= Exercise directions =
Filter the entries, keeping every line with the word "flat".

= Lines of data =
+ + + + +

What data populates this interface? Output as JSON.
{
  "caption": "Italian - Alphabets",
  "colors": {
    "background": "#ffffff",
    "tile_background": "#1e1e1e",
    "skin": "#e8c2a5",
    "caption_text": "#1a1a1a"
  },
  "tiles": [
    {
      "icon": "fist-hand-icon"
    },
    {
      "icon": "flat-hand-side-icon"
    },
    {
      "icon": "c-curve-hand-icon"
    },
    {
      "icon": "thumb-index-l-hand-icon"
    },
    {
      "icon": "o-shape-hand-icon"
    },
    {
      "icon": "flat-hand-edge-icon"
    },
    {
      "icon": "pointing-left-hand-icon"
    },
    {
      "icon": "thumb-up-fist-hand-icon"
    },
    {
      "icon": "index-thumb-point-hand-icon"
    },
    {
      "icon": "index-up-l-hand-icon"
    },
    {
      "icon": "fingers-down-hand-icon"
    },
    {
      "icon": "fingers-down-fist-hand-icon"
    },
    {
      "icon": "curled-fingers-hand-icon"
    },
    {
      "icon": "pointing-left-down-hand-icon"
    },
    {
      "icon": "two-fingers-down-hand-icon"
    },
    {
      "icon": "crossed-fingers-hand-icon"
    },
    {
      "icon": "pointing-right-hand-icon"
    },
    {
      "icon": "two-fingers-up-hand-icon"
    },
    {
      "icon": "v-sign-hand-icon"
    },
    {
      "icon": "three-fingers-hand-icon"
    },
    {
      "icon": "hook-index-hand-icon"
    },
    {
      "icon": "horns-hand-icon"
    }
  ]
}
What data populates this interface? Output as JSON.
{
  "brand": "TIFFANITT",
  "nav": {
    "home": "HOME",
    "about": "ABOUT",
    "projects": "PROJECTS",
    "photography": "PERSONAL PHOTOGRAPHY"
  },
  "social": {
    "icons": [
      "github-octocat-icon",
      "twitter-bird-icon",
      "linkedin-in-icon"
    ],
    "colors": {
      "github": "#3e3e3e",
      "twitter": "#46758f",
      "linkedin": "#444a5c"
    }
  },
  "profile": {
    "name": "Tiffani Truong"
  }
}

+ + + + +

= Result for this task =
      "icon": "flat-hand-side-icon"
      "icon": "flat-hand-edge-icon"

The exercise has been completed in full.